Problem:
Output the material below in its entirety, exactly as given.

(Some records)
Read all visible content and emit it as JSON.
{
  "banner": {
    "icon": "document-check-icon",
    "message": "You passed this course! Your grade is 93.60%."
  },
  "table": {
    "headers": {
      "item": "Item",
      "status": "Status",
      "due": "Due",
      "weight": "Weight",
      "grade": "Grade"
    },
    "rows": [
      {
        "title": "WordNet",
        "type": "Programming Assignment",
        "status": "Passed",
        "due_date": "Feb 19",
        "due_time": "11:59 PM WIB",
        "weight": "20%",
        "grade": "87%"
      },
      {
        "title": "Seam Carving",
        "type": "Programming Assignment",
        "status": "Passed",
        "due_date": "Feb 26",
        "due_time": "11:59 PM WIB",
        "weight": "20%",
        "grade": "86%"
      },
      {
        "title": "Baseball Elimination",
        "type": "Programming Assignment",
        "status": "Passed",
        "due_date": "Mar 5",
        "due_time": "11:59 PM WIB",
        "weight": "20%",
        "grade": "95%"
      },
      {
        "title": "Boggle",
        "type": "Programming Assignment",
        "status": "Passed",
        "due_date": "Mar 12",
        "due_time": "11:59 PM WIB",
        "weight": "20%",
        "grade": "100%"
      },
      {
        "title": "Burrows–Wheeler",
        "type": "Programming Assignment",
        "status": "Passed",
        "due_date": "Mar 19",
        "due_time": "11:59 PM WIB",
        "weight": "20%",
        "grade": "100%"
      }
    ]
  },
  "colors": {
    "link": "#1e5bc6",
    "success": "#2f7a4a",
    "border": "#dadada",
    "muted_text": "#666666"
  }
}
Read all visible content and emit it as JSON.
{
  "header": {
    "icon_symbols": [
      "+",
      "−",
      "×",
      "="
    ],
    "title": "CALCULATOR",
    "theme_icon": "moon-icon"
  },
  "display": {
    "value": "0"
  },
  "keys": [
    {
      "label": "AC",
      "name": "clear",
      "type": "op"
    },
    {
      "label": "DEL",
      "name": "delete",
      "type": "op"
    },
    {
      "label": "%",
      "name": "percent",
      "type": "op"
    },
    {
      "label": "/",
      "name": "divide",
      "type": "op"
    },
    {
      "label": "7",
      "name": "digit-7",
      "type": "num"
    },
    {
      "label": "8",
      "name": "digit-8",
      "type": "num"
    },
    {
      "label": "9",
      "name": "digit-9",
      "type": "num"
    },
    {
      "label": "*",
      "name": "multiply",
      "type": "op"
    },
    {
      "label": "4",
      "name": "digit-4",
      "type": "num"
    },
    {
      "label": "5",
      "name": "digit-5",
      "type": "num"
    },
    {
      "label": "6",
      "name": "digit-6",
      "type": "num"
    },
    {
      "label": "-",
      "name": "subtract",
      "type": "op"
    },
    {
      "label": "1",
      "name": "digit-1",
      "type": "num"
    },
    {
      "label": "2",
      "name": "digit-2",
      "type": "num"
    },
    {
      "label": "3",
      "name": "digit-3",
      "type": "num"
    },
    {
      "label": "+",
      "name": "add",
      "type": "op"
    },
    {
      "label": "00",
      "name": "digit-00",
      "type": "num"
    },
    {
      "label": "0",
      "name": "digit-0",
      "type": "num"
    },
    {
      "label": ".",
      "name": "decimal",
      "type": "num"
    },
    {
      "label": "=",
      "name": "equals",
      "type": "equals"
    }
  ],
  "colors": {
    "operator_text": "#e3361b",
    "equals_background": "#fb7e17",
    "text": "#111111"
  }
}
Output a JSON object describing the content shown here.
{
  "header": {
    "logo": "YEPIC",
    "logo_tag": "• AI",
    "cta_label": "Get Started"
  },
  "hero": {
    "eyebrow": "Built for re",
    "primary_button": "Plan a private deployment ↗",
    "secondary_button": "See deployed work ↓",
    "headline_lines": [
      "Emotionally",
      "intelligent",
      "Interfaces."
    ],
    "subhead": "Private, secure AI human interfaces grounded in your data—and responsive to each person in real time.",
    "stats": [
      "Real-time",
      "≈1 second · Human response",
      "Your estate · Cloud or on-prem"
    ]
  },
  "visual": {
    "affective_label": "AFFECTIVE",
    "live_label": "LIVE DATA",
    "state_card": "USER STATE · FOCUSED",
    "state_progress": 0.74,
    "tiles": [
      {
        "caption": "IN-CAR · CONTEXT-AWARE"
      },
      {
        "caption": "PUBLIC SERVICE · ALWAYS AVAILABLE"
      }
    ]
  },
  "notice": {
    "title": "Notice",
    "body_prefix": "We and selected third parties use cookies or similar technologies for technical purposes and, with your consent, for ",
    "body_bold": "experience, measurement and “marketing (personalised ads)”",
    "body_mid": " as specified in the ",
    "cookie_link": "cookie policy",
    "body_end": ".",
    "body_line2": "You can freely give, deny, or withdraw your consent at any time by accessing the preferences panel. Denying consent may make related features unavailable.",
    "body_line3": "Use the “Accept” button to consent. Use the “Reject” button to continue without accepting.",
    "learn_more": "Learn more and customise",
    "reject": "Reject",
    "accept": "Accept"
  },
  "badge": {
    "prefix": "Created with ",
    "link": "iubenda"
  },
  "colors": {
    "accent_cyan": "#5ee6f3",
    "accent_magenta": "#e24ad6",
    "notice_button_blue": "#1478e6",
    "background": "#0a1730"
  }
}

Expected answer:
Read all visible content and emit it as JSON.
{
  "banner": {
    "icon": "document-check-icon",
    "message": "You passed this course! Your grade is 93.60%."
  },
  "table": {
    "headers": {
      "item": "Item",
      "status": "Status",
      "due": "Due",
      "weight": "Weight",
      "grade": "Grade"
    },
    "rows": [
      {
        "title": "WordNet",
        "type": "Programming Assignment",
        "status": "Passed",
        "due_date": "Feb 19",
        "due_time": "11:59 PM WIB",
        "weight": "20%",
        "grade": "87%"
      },
      {
        "title": "Seam Carving",
        "type": "Programming Assignment",
        "status": "Passed",
        "due_date": "Feb 26",
        "due_time": "11:59 PM WIB",
        "weight": "20%",
        "grade": "86%"
      },
      {
        "title": "Baseball Elimination",
        "type": "Programming Assignment",
        "status": "Passed",
        "due_date": "Mar 5",
        "due_time": "11:59 PM WIB",
        "weight": "20%",
        "grade": "95%"
      },
      {
        "title": "Boggle",
        "type": "Programming Assignment",
        "status": "Passed",
        "due_date": "Mar 12",
        "due_time": "11:59 PM WIB",
        "weight": "20%",
        "grade": "100%"
      },
      {
        "title": "Burrows–Wheeler",
        "type": "Programming Assignment",
        "status": "Passed",
        "due_date": "Mar 19",
        "due_time": "11:59 PM WIB",
        "weight": "20%",
        "grade": "100%"
      }
    ]
  },
  "colors": {
    "link": "#1e5bc6",
    "success": "#2f7a4a",
    "border": "#dadada",
    "muted_text": "#666666"
  }
}
Read all visible content and emit it as JSON.
{
  "header": {
    "icon_symbols": [
      "+",
      "−",
      "×",
      "="
    ],
    "title": "CALCULATOR",
    "theme_icon": "moon-icon"
  },
  "display": {
    "value": "0"
  },
  "keys": [
    {
      "label": "AC",
      "name": "clear",
      "type": "op"
    },
    {
      "label": "DEL",
      "name": "delete",
      "type": "op"
    },
    {
      "label": "%",
      "name": "percent",
      "type": "op"
    },
    {
      "label": "/",
      "name": "divide",
      "type": "op"
    },
    {
      "label": "7",
      "name": "digit-7",
      "type": "num"
    },
    {
      "label": "8",
      "name": "digit-8",
      "type": "num"
    },
    {
      "label": "9",
      "name": "digit-9",
      "type": "num"
    },
    {
      "label": "*",
      "name": "multiply",
      "type": "op"
    },
    {
      "label": "4",
      "name": "digit-4",
      "type": "num"
    },
    {
      "label": "5",
      "name": "digit-5",
      "type": "num"
    },
    {
      "label": "6",
      "name": "digit-6",
      "type": "num"
    },
    {
      "label": "-",
      "name": "subtract",
      "type": "op"
    },
    {
      "label": "1",
      "name": "digit-1",
      "type": "num"
    },
    {
      "label": "2",
      "name": "digit-2",
      "type": "num"
    },
    {
      "label": "3",
      "name": "digit-3",
      "type": "num"
    },
    {
      "label": "+",
      "name": "add",
      "type": "op"
    },
    {
      "label": "00",
      "name": "digit-00",
      "type": "num"
    },
    {
      "label": "0",
      "name": "digit-0",
      "type": "num"
    },
    {
      "label": ".",
      "name": "decimal",
      "type": "num"
    },
    {
      "label": "=",
      "name": "equals",
      "type": "equals"
    }
  ],
  "colors": {
    "operator_text": "#e3361b",
    "equals_background": "#fb7e17",
    "text": "#111111"
  }
}
Output a JSON object describing the content shown here.
{
  "header": {
    "logo": "YEPIC",
    "logo_tag": "• AI",
    "cta_label": "Get Started"
  },
  "hero": {
    "eyebrow": "Built for re",
    "primary_button": "Plan a private deployment ↗",
    "secondary_button": "See deployed work ↓",
    "headline_lines": [
      "Emotionally",
      "intelligent",
      "Interfaces."
    ],
    "subhead": "Private, secure AI human interfaces grounded in your data—and responsive to each person in real time.",
    "stats": [
      "Real-time",
      "≈1 second · Human response",
      "Your estate · Cloud or on-prem"
    ]
  },
  "visual": {
    "affective_label": "AFFECTIVE",
    "live_label": "LIVE DATA",
    "state_card": "USER STATE · FOCUSED",
    "state_progress": 0.74,
    "tiles": [
      {
        "caption": "IN-CAR · CONTEXT-AWARE"
      },
      {
        "caption": "PUBLIC SERVICE · ALWAYS AVAILABLE"
      }
    ]
  },
  "notice": {
    "title": "Notice",
    "body_prefix": "We and selected third parties use cookies or similar technologies for technical purposes and, with your consent, for ",
    "body_bold": "experience, measurement and “marketing (personalised ads)”",
    "body_mid": " as specified in the ",
    "cookie_link": "cookie policy",
    "body_end": ".",
    "body_line2": "You can freely give, deny, or withdraw your consent at any time by accessing the preferences panel. Denying consent may make related features unavailable.",
    "body_line3": "Use the “Accept” button to consent. Use the “Reject” button to continue without accepting.",
    "learn_more": "Learn more and customise",
    "reject": "Reject",
    "accept": "Accept"
  },
  "badge": {
    "prefix": "Created with ",
    "link": "iubenda"
  },
  "colors": {
    "accent_cyan": "#5ee6f3",
    "accent_magenta": "#e24ad6",
    "notice_button_blue": "#1478e6",
    "background": "#0a1730"
  }
}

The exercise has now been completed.